- _WHAT YOU NEED TO DO_
Print all entries word for word.

━━━━

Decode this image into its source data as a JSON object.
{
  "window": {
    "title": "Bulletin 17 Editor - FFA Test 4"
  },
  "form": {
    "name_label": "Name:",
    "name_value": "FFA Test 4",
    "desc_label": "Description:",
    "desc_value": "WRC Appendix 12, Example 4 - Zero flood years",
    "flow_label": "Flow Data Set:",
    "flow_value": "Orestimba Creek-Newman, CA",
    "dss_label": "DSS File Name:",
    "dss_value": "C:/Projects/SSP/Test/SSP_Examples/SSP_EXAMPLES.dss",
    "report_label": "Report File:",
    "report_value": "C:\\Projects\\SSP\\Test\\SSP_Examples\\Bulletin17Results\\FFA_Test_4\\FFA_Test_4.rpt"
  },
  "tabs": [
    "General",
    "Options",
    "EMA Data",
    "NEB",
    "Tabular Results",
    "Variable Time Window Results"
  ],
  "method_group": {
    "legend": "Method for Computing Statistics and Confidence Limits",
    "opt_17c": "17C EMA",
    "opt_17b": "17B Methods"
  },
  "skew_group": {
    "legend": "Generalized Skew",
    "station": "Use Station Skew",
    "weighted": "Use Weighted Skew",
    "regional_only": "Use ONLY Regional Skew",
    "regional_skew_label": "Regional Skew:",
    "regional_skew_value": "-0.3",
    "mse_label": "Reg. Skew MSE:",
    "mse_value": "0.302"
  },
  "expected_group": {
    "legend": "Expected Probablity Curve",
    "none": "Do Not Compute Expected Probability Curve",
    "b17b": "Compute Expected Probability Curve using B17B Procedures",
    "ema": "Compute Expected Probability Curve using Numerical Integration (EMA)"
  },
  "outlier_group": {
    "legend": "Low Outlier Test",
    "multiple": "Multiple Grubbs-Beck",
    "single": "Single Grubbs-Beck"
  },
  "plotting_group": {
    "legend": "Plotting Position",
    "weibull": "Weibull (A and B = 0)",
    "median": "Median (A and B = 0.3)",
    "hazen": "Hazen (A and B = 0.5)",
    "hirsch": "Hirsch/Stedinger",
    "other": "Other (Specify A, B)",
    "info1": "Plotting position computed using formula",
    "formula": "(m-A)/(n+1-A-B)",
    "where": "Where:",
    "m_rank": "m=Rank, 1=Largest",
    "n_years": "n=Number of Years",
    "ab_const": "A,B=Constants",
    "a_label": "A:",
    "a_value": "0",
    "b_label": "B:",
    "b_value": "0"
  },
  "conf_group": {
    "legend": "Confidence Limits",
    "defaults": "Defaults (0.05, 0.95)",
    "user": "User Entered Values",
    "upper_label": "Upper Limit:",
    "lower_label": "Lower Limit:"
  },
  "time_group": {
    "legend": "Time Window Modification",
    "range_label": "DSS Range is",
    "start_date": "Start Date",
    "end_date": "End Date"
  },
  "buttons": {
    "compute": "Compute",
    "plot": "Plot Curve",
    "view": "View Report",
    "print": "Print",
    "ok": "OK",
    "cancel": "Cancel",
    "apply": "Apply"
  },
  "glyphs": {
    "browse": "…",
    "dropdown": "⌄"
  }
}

━━━━

- _ANSWER TO THIS PROBLEM_
Decode this image into its source data as a JSON object.
{
  "window": {
    "title": "Bulletin 17 Editor - FFA Test 4"
  },
  "form": {
    "name_label": "Name:",
    "name_value": "FFA Test 4",
    "desc_label": "Description:",
    "desc_value": "WRC Appendix 12, Example 4 - Zero flood years",
    "flow_label": "Flow Data Set:",
    "flow_value": "Orestimba Creek-Newman, CA",
    "dss_label": "DSS File Name:",
    "dss_value": "C:/Projects/SSP/Test/SSP_Examples/SSP_EXAMPLES.dss",
    "report_label": "Report File:",
    "report_value": "C:\\Projects\\SSP\\Test\\SSP_Examples\\Bulletin17Results\\FFA_Test_4\\FFA_Test_4.rpt"
  },
  "tabs": [
    "General",
    "Options",
    "EMA Data",
    "NEB",
    "Tabular Results",
    "Variable Time Window Results"
  ],
  "method_group": {
    "legend": "Method for Computing Statistics and Confidence Limits",
    "opt_17c": "17C EMA",
    "opt_17b": "17B Methods"
  },
  "skew_group": {
    "legend": "Generalized Skew",
    "station": "Use Station Skew",
    "weighted": "Use Weighted Skew",
    "regional_only": "Use ONLY Regional Skew",
    "regional_skew_label": "Regional Skew:",
    "regional_skew_value": "-0.3",
    "mse_label": "Reg. Skew MSE:",
    "mse_value": "0.302"
  },
  "expected_group": {
    "legend": "Expected Probablity Curve",
    "none": "Do Not Compute Expected Probability Curve",
    "b17b": "Compute Expected Probability Curve using B17B Procedures",
    "ema": "Compute Expected Probability Curve using Numerical Integration (EMA)"
  },
  "outlier_group": {
    "legend": "Low Outlier Test",
    "multiple": "Multiple Grubbs-Beck",
    "single": "Single Grubbs-Beck"
  },
  "plotting_group": {
    "legend": "Plotting Position",
    "weibull": "Weibull (A and B = 0)",
    "median": "Median (A and B = 0.3)",
    "hazen": "Hazen (A and B = 0.5)",
    "hirsch": "Hirsch/Stedinger",
    "other": "Other (Specify A, B)",
    "info1": "Plotting position computed using formula",
    "formula": "(m-A)/(n+1-A-B)",
    "where": "Where:",
    "m_rank": "m=Rank, 1=Largest",
    "n_years": "n=Number of Years",
    "ab_const": "A,B=Constants",
    "a_label": "A:",
    "a_value": "0",
    "b_label": "B:",
    "b_value": "0"
  },
  "conf_group": {
    "legend": "Confidence Limits",
    "defaults": "Defaults (0.05, 0.95)",
    "user": "User Entered Values",
    "upper_label": "Upper Limit:",
    "lower_label": "Lower Limit:"
  },
  "time_group": {
    "legend": "Time Window Modification",
    "range_label": "DSS Range is",
    "start_date": "Start Date",
    "end_date": "End Date"
  },
  "buttons": {
    "compute": "Compute",
    "plot": "Plot Curve",
    "view": "View Report",
    "print": "Print",
    "ok": "OK",
    "cancel": "Cancel",
    "apply": "Apply"
  },
  "glyphs": {
    "browse": "…",
    "dropdown": "⌄"
  }
}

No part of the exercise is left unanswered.